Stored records
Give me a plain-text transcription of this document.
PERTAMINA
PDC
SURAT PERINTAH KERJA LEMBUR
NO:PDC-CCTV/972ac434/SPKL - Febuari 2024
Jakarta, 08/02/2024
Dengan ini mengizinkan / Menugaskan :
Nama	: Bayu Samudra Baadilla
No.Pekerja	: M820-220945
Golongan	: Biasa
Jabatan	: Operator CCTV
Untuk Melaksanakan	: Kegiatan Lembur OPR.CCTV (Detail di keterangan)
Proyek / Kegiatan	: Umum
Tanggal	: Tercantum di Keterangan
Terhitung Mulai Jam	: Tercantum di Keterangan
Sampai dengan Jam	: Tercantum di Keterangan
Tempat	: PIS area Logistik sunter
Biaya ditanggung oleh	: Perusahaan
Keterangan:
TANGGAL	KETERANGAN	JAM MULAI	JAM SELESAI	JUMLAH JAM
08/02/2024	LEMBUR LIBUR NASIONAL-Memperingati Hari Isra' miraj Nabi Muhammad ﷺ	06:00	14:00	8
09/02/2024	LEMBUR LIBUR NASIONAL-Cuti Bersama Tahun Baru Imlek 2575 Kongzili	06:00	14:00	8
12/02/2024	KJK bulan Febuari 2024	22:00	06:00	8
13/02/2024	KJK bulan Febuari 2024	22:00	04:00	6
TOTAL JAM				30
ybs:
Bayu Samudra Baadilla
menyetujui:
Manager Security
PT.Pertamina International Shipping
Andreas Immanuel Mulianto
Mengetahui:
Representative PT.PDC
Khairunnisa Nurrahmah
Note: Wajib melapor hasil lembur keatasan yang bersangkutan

Task goal: Select the lines that carry the string "bulan" and copy them.

Response to the exercise:
12/02/2024	KJK bulan Febuari 2024	22:00	06:00	8
13/02/2024	KJK bulan Febuari 2024	22:00	04:00	6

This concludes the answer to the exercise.